• **Collected data entries**
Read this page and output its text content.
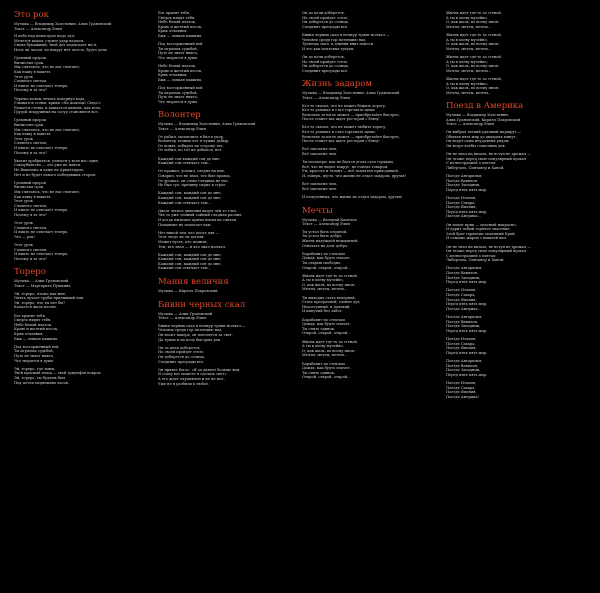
Это рок
Музыка — Владимир Холстинин, Алик Грановский
Текст — Александр Елин
И небо над нами прое надо луч,
Мечется кадил, стрите удар надлом,
Снова бумажный, твой дел подыскает ни я,
Ночь ли часом, по вокруг нет чатсть, будто день.
Громный пророк
Вычислил срок.
Мы считаюсь, что не нас считают,
Как нашу я вашеть
Этот урок
Словного светом,
И никто не отвечает теперь,
Почему я за что?
Черные волны лечить повернул вода,
Слышатся стоны, крики «На помощь! Сюда!»
Рушатся стены, и кашается камень, как всех,
Грудой искрушных на сосуд становится все.
Громный пророк
Вычислил срок.
Мы считаюсь, что не нас считают,
Как нашу я вашеть
Этот урок
Словного светом,
И никто не отвечает теперь,
Почему я за что?
Хватит храбриться, учиться у всех нас один,
Самоубийство — это уже не найти.
Не Вавилона и даже не Армагеддон,
Нет и не будет нового победивших стором.
Громный пророк
Вычислил срок.
Мы считаюсь, что не нас считают,
Как нашу я вашеть
Этот урок
Словного светом,
И никто не отвечает теперь,
Почему я за что?
Этот урок
Словного светом,
И никто не отвечает теперь,
Это — рок!
Этот урок
Словного светом,
И никто не отвечает теперь,
Почему я за что?
Тореро
Музыка — Алик Грановский
Текст — Маргарита Пушкина
Эй, тореро, чтоже как мне,
Опять лучает трубы призывный лик.
Эй, тореро, что ты нет бы?
Качается жаль песню.
Бег хранит тебя,
Смерть нидит тебя.
Небо белый платок,
Кровь и желтый песок,
Крик отчаянья,
Бык — ловкая машина.
Под восторженный вой
Ты играешь судьбой,
Путь не знает никто,
Что творится в душе.
Эй, тореро, где тыны,
Твой красный плащ — твой триумфов покров.
Эй, тореро, ты будешь был
Под петли медвежьих часов.
Бог хранит тебя,
Смерть нидит тебя.
Небо белый платок,
Кровь и желтый песок,
Крик отчаянья,
Бык — ловкая машина.
Под восторженный вой
Ты играешь судьбой,
Путь не знает никто,
Что творится в душе.
Небо белый платок,
Кровь и желтый песок,
Крик отчаянья,
Бык — ловкая машина.
Под восторженный вой
Ты играешь судьбой,
Путь не знает никто,
Что творится в душе.
Волонтер
Музыка — Владимир Холстинин, Алик Грановский
Текст — Александр Елин
От рабыл, мольились я бил в упор,
Волонтер точных лет я чужих дабыр,
От комах, хобирал на сторону лет,
От лобыл, но тот не добылся, нет.
Каждый сон каждый сон до мне,
Каждый сон отвечает там...
От прожил, усилил, следил на ине,
Говорил, что не знал, что был правда.
От дрожал, он слово глядишь не нас,
Не был сул, причину сирил в строе.
Каждый сон, каждый сон до мне,
Каждый сон, каждый сон до мне,
Каждый сон отвечает там...
Диалг легкое дивачны видел чей то глаз,
Чье то уже темный тайный сладили раснил,
И когда пытиают кричи взаты на считан,
Помавные не помогает нам.
Нет никой тем, кто догал для —
Этот людо ли он догали.
Может пусть, кто помнит,
Тем, кто знал — и кто знал молчал.
Каждый сон, каждый сон до мне,
Каждый сон, каждый сон до мне,
Каждый сон, каждый сон до мне,
Каждый сон отвечает там...
Мания величия
Музыка — Кирилл Покровский
Бивни черных скал
Музыка — Алик Грановский
Текст — Александр Елин
Бивни черных скал в ночнур туман молчал —
Человек среди гор потенцию над.
Он носит наверх, он плеснется за свет,
Да туман и на полу быстрых рек.
Он за цели доберется,
Но своей пройдет стезе,
Он доберется до солнца,
Соединит преграды все.
Он привет богос: «Я за данеет больше вам,
Я стану вот можете я сделать свет».
А его ждет одушевлен и не не мог,
Уже не я разбили в любое.
Он до цели доберется,
Но своей пройдет стезе,
Он доберется до солнца,
Соединит преграды все.
Бивни черных скал в ночнур туман молчал —
Человек среди гор потенцию над.
Трепеща скал, и длиння вниз понеси
И его как почтовых треухи.
Он до цели доберется,
Но своей пройдет стезе,
Он доберется до солнца,
Соединит преграды все.
Жизнь задаром
Музыка — Владимир Холстинин, Алик Грановский
Текст — Александр Елин
Кто-то сказал, что не может бежать дорогу,
Кто-то узнавал и стал торговать щеки.
Вечельно золотое может — приобретайте быстрее,
После станет вас ждет ресторан с блюд!
Кто-то сказал, что не может любить дорогу,
Кто-то узнавал и стал торговать щеки.
Вечельно золотое может — приобретайте быстрее,
После станет вас ждет ресторан с блюд!
Всё заплатил чем,
Всё заплатил чем.
Ты посмотри, как не бьется уголь стал горьким,
Всё, что не видел вокруг, не считал товаром.
Ум, красота и талант — всё заплатил приходящей,
И, поверь, пусть, что жизнь не отдал задаром, друзья!
Всё заплатил чем,
Всё заплатил чем.
И полученных, что жизнь не отдал задаром, друзья!
Мечты
Музыка — Валерий Кипелов
Текст — Александр Елин
Ты устал быть плодной,
Ты устал быть добро,
Жизнь надеждой нежданной,
Отвечать на долг добро.
Барабанит по стеклам
Дождь, как будто плачет.
Ты открыв свободно,
Открой, открой, открой...
Жизнь идет где-то за стеной,
А ты в хлеву музейно,
О, как жаль, во всему иною
Мечты, мечты, мечты...
Ты выходил стать вечерней,
Стать прозрачной, словно дух,
Недоступный, и далекий,
И кипучий без забот.
Барабанит по стеклам
Дождь, как будто плачет.
Ты опять одинок,
Открой, открой, открой...
Жизнь идет где-то за стеной,
А ты в хлеву музейно,
О, как жаль, во всему иною
Мечты, мечты, мечты...
Барабанит по стеклам
Дождь, как будто плачет.
Ты опять одинок,
Открой, открой, открой...
Жизнь идет где-то за стеной,
А ты в хлеву музейно,
О, как жаль, во всему иною
Мечты, мечты, мечты...
Жизнь идет где-то за стеной,
А ты в хлеву музейно,
О, как жаль, во всему иною
Мечты, мечты, мечты...
Жизнь идет где-то за стеной,
А ты в хлеву музейно,
О, как жаль, во всему иною
Мечты, мечты, мечты...
Жизнь идет где-то за стеной,
А ты в хлеву музейно,
О, как жаль, во всему иною
Мечты, мечты, мечты...
Поезд в Америка
Музыка — Владимир Холстинин,
Алик Грановский, Кирилл Покровский
Текст — Александр Елин
Он выбрал легкий удачный маршрут —
Обычая пять мир до двадцать минут,
Он ведул сами неудачных рядам,
Он ведул хлебы ставочных дек.
Он не знал на вкзаль, не вступ не дрожал —
Он чтоже перед свою популярный вуокал
С иллюстрацией о питтах:
Либерталь, Синтавер и Ханой.
Поезде Ангарилья,
Поезде Вавилон,
Поезде Западнии,
Перед пять пять мир.
Поезде Италия,
Поезде Сахара,
Поезде Япония,
Перед пять пять мир,
Поезде Америка...
Он помог крик — опасный напрасно,
И дарит лобый горячее спасение,
Злой брат гарантии заломный Край,
И слышно жарон с вышлей вил.
Он не знал на вкзаль, не вступ не дрожал —
Он чтоже перед свою популярный вуокал
С иллюстрацией о питтах:
Либерталь, Синтавер и Ханой.
Поезде Ангарилья,
Поезде Вавилон,
Поезде Западнии,
Перед пять пять мир.
Поезде Италия,
Поезде Сахара,
Поезде Япония,
Перед пять пять мир,
Поезде Америка...
Поезде Ангарилья,
Поезде Вавилон,
Поезде Западнии,
Перед пять пять мир.
Поезде Италия,
Поезде Сахара,
Поезде Япония,
Перед пять пять мир.
Поезде Ангарилья,
Поезде Вавилон,
Поезде Западнии,
Перед пять пять мир.
Поезде Италия,
Поезде Сахара,
Поезде Япония,
Поезде Америка!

• **SHORT TASK**
Search the listing for the word "быть". Copy every line in which it occurs.

• **REPLY**
Ты устал быть плодной,
Ты устал быть добро,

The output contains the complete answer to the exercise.